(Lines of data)

☆ ☆ ☆

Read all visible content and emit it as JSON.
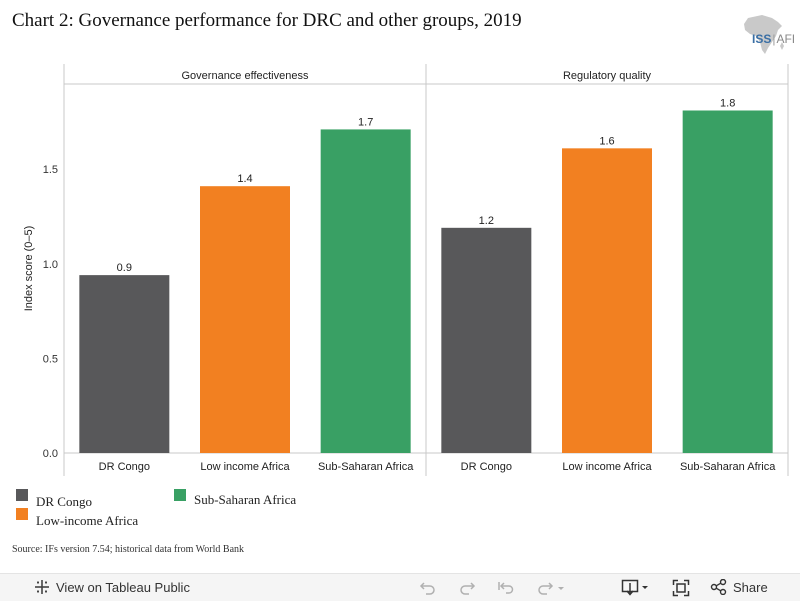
{
  "title": "Chart 2: Governance performance for DRC and other groups, 2019",
  "logo": {
    "org": "ISS",
    "sep": "|",
    "brand": "AFI"
  },
  "colors": {
    "DR Congo": "#58585a",
    "Low income Africa": "#f28021",
    "Sub-Saharan Africa": "#39a064"
  },
  "chart_data": {
    "type": "bar",
    "ylabel": "Index score (0–5)",
    "ylim": [
      0,
      1.95
    ],
    "yticks": [
      "0.0",
      "0.5",
      "1.0",
      "1.5"
    ],
    "grid": false,
    "categories": [
      "DR Congo",
      "Low income Africa",
      "Sub-Saharan Africa"
    ],
    "panels": [
      {
        "name": "Governance  effectiveness",
        "values": [
          0.94,
          1.41,
          1.71
        ],
        "labels": [
          "0.9",
          "1.4",
          "1.7"
        ]
      },
      {
        "name": "Regulatory quality",
        "values": [
          1.19,
          1.61,
          1.81
        ],
        "labels": [
          "1.2",
          "1.6",
          "1.8"
        ]
      }
    ]
  },
  "legend": {
    "items": [
      {
        "label": "DR Congo",
        "color": "#58585a"
      },
      {
        "label": "Sub-Saharan Africa",
        "color": "#39a064"
      },
      {
        "label": "Low-income Africa",
        "color": "#f28021"
      }
    ]
  },
  "source": "Source: IFs version 7.54; historical data from World Bank",
  "toolbar": {
    "view_label": "View on Tableau Public",
    "share_label": "Share",
    "icons": [
      "tableau-icon",
      "undo-icon",
      "redo-icon",
      "revert-icon",
      "refresh-icon",
      "download-icon",
      "fullscreen-icon",
      "share-icon"
    ]
  }
}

☆ ☆ ☆

### THE REQUEST
Gather all lines where the word "Congo" appears.

### ANSWER
    "DR Congo": "#58585a",
      "DR Congo",
        "label": "DR Congo",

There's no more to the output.